**TASK TO COMPLETE:** What is the number of lines that include the word "name"? Provide only that figure.

— Start of DATA SHOWN —

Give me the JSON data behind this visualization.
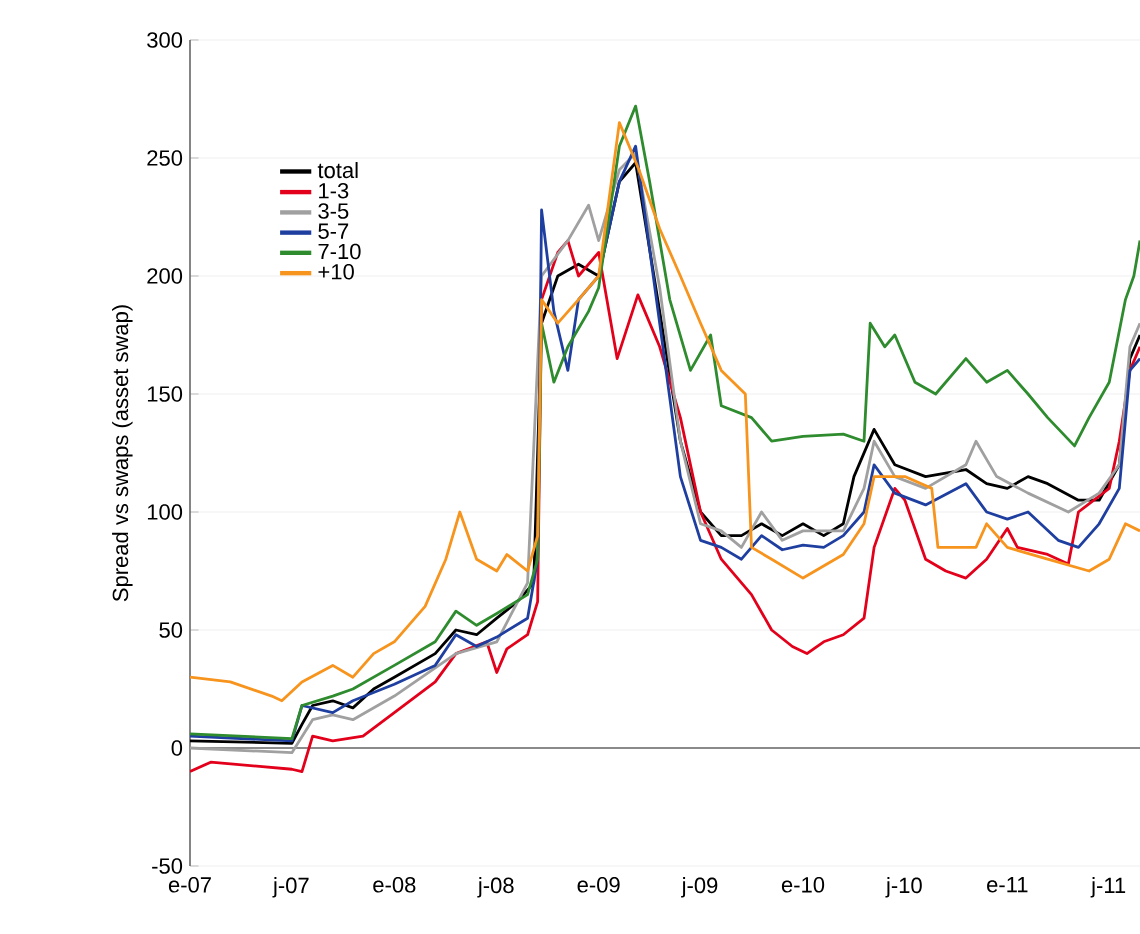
{
  "chart_data": {
    "type": "line",
    "ylabel": "Spread vs swaps (asset swap)",
    "xlim": [
      "2007-01-01",
      "2011-08-26"
    ],
    "ylim": [
      -50,
      300
    ],
    "xticks": [
      {
        "value": "2007-01-01",
        "label": "e-07"
      },
      {
        "value": "2007-07-01",
        "label": "j-07"
      },
      {
        "value": "2008-01-01",
        "label": "e-08"
      },
      {
        "value": "2008-07-01",
        "label": "j-08"
      },
      {
        "value": "2009-01-01",
        "label": "e-09"
      },
      {
        "value": "2009-07-01",
        "label": "j-09"
      },
      {
        "value": "2010-01-01",
        "label": "e-10"
      },
      {
        "value": "2010-07-01",
        "label": "j-10"
      },
      {
        "value": "2011-01-01",
        "label": "e-11"
      },
      {
        "value": "2011-07-01",
        "label": "j-11"
      }
    ],
    "yticks": [
      -50,
      0,
      50,
      100,
      150,
      200,
      250,
      300
    ],
    "grid": "y",
    "legend": "top left",
    "marker": "none",
    "line_style": "solid",
    "series": [
      {
        "name": "total",
        "color": "#000000",
        "x": [
          "2007-01-01",
          "2007-07-02",
          "2007-07-20",
          "2007-08-08",
          "2007-09-13",
          "2007-10-19",
          "2007-11-25",
          "2008-01-01",
          "2008-03-14",
          "2008-04-20",
          "2008-05-27",
          "2008-07-02",
          "2008-08-08",
          "2008-09-06",
          "2008-09-20",
          "2008-10-19",
          "2008-11-25",
          "2009-01-01",
          "2009-02-07",
          "2009-03-08",
          "2009-04-20",
          "2009-05-27",
          "2009-07-02",
          "2009-08-08",
          "2009-09-13",
          "2009-10-19",
          "2009-11-25",
          "2010-01-01",
          "2010-02-07",
          "2010-03-14",
          "2010-04-02",
          "2010-05-08",
          "2010-06-14",
          "2010-08-08",
          "2010-10-19",
          "2010-11-25",
          "2011-01-01",
          "2011-02-07",
          "2011-03-14",
          "2011-05-08",
          "2011-06-14",
          "2011-07-20",
          "2011-08-08",
          "2011-08-26"
        ],
        "values": [
          3,
          2,
          10,
          18,
          20,
          17,
          25,
          30,
          40,
          50,
          48,
          55,
          62,
          70,
          180,
          200,
          205,
          200,
          240,
          248,
          185,
          130,
          100,
          90,
          90,
          95,
          90,
          95,
          90,
          95,
          115,
          135,
          120,
          115,
          118,
          112,
          110,
          115,
          112,
          105,
          105,
          120,
          165,
          175
        ]
      },
      {
        "name": "1-3",
        "color": "#e3001b",
        "x": [
          "2007-01-01",
          "2007-02-07",
          "2007-07-02",
          "2007-07-20",
          "2007-08-08",
          "2007-09-13",
          "2007-11-06",
          "2008-01-01",
          "2008-03-14",
          "2008-04-20",
          "2008-06-14",
          "2008-07-02",
          "2008-07-20",
          "2008-08-26",
          "2008-09-13",
          "2008-09-20",
          "2008-10-19",
          "2008-11-06",
          "2008-11-25",
          "2009-01-01",
          "2009-02-03",
          "2009-03-12",
          "2009-04-20",
          "2009-05-27",
          "2009-07-02",
          "2009-08-08",
          "2009-10-01",
          "2009-11-06",
          "2009-12-13",
          "2010-01-08",
          "2010-02-07",
          "2010-03-14",
          "2010-04-20",
          "2010-05-08",
          "2010-06-14",
          "2010-07-02",
          "2010-08-08",
          "2010-09-13",
          "2010-10-19",
          "2010-11-25",
          "2011-01-01",
          "2011-01-19",
          "2011-03-14",
          "2011-04-20",
          "2011-05-08",
          "2011-07-02",
          "2011-07-20",
          "2011-08-08",
          "2011-08-26"
        ],
        "values": [
          -10,
          -6,
          -9,
          -10,
          5,
          3,
          5,
          15,
          28,
          40,
          45,
          32,
          42,
          48,
          62,
          190,
          210,
          215,
          200,
          210,
          165,
          192,
          170,
          140,
          100,
          80,
          65,
          50,
          43,
          40,
          45,
          48,
          55,
          85,
          110,
          105,
          80,
          75,
          72,
          80,
          93,
          85,
          82,
          78,
          100,
          110,
          130,
          160,
          170
        ]
      },
      {
        "name": "3-5",
        "color": "#a0a0a0",
        "x": [
          "2007-01-01",
          "2007-07-02",
          "2007-08-08",
          "2007-09-13",
          "2007-10-19",
          "2008-01-01",
          "2008-04-20",
          "2008-07-02",
          "2008-08-26",
          "2008-09-20",
          "2008-11-06",
          "2008-12-13",
          "2009-01-01",
          "2009-02-07",
          "2009-03-08",
          "2009-04-20",
          "2009-05-27",
          "2009-07-02",
          "2009-08-08",
          "2009-09-13",
          "2009-10-19",
          "2009-11-25",
          "2010-01-01",
          "2010-03-14",
          "2010-04-20",
          "2010-05-08",
          "2010-06-14",
          "2010-08-08",
          "2010-10-19",
          "2010-11-06",
          "2010-12-13",
          "2011-02-07",
          "2011-04-20",
          "2011-06-14",
          "2011-07-20",
          "2011-08-08",
          "2011-08-26"
        ],
        "values": [
          0,
          -2,
          12,
          14,
          12,
          22,
          40,
          45,
          70,
          200,
          215,
          230,
          215,
          245,
          252,
          195,
          130,
          95,
          92,
          85,
          100,
          88,
          92,
          92,
          110,
          130,
          115,
          110,
          120,
          130,
          115,
          108,
          100,
          108,
          120,
          170,
          180
        ]
      },
      {
        "name": "5-7",
        "color": "#1f3fa0",
        "x": [
          "2007-01-01",
          "2007-07-02",
          "2007-07-20",
          "2007-09-13",
          "2007-10-19",
          "2008-01-01",
          "2008-03-14",
          "2008-04-20",
          "2008-05-27",
          "2008-07-02",
          "2008-08-26",
          "2008-09-13",
          "2008-09-20",
          "2008-10-12",
          "2008-11-06",
          "2008-11-25",
          "2009-01-01",
          "2009-02-07",
          "2009-03-08",
          "2009-04-20",
          "2009-05-27",
          "2009-07-02",
          "2009-08-08",
          "2009-09-13",
          "2009-10-19",
          "2009-11-25",
          "2010-01-01",
          "2010-02-07",
          "2010-03-14",
          "2010-04-20",
          "2010-05-08",
          "2010-06-14",
          "2010-08-08",
          "2010-10-19",
          "2010-11-25",
          "2011-01-01",
          "2011-02-07",
          "2011-04-02",
          "2011-05-08",
          "2011-06-14",
          "2011-07-20",
          "2011-08-08",
          "2011-08-26"
        ],
        "values": [
          5,
          3,
          18,
          15,
          20,
          27,
          35,
          48,
          43,
          47,
          55,
          80,
          228,
          185,
          160,
          190,
          200,
          240,
          255,
          180,
          115,
          88,
          85,
          80,
          90,
          84,
          86,
          85,
          90,
          100,
          120,
          108,
          103,
          112,
          100,
          97,
          100,
          88,
          85,
          95,
          110,
          160,
          165
        ]
      },
      {
        "name": "7-10",
        "color": "#2e8b2e",
        "x": [
          "2007-01-01",
          "2007-07-02",
          "2007-07-20",
          "2007-09-13",
          "2007-10-19",
          "2008-01-01",
          "2008-03-14",
          "2008-04-20",
          "2008-05-27",
          "2008-07-02",
          "2008-08-26",
          "2008-09-13",
          "2008-09-20",
          "2008-10-12",
          "2008-11-06",
          "2008-12-13",
          "2009-01-01",
          "2009-02-07",
          "2009-03-08",
          "2009-04-02",
          "2009-05-08",
          "2009-06-14",
          "2009-07-20",
          "2009-08-08",
          "2009-10-01",
          "2009-11-06",
          "2010-01-01",
          "2010-03-14",
          "2010-04-20",
          "2010-05-01",
          "2010-05-27",
          "2010-06-14",
          "2010-07-20",
          "2010-08-26",
          "2010-10-19",
          "2010-11-25",
          "2011-01-01",
          "2011-02-07",
          "2011-03-14",
          "2011-05-01",
          "2011-05-27",
          "2011-07-02",
          "2011-07-31",
          "2011-08-15",
          "2011-08-26"
        ],
        "values": [
          6,
          4,
          18,
          22,
          25,
          35,
          45,
          58,
          52,
          57,
          65,
          80,
          180,
          155,
          170,
          185,
          195,
          255,
          272,
          240,
          190,
          160,
          175,
          145,
          140,
          130,
          132,
          133,
          130,
          180,
          170,
          175,
          155,
          150,
          165,
          155,
          160,
          150,
          140,
          128,
          140,
          155,
          190,
          200,
          215
        ]
      },
      {
        "name": "+10",
        "color": "#f7941d",
        "x": [
          "2007-01-01",
          "2007-03-14",
          "2007-05-27",
          "2007-06-14",
          "2007-07-20",
          "2007-09-13",
          "2007-10-19",
          "2007-11-25",
          "2008-01-01",
          "2008-02-25",
          "2008-04-02",
          "2008-04-27",
          "2008-05-27",
          "2008-07-02",
          "2008-07-20",
          "2008-08-26",
          "2008-09-13",
          "2008-09-20",
          "2008-10-19",
          "2008-11-25",
          "2009-01-01",
          "2009-02-07",
          "2009-03-14",
          "2009-04-20",
          "2009-05-27",
          "2009-07-02",
          "2009-08-08",
          "2009-09-20",
          "2009-10-01",
          "2009-11-06",
          "2010-01-01",
          "2010-03-14",
          "2010-04-20",
          "2010-05-08",
          "2010-07-02",
          "2010-08-19",
          "2010-08-30",
          "2010-11-06",
          "2010-11-25",
          "2011-01-01",
          "2011-03-14",
          "2011-05-27",
          "2011-07-02",
          "2011-07-31",
          "2011-08-26"
        ],
        "values": [
          30,
          28,
          22,
          20,
          28,
          35,
          30,
          40,
          45,
          60,
          80,
          100,
          80,
          75,
          82,
          75,
          90,
          190,
          180,
          190,
          200,
          265,
          245,
          220,
          200,
          180,
          160,
          150,
          85,
          80,
          72,
          82,
          95,
          115,
          115,
          110,
          85,
          85,
          95,
          85,
          80,
          75,
          80,
          95,
          92
        ]
      }
    ]
  }
}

— End of DATA SHOWN —

**REPLY TO THE EXERCISE:** 6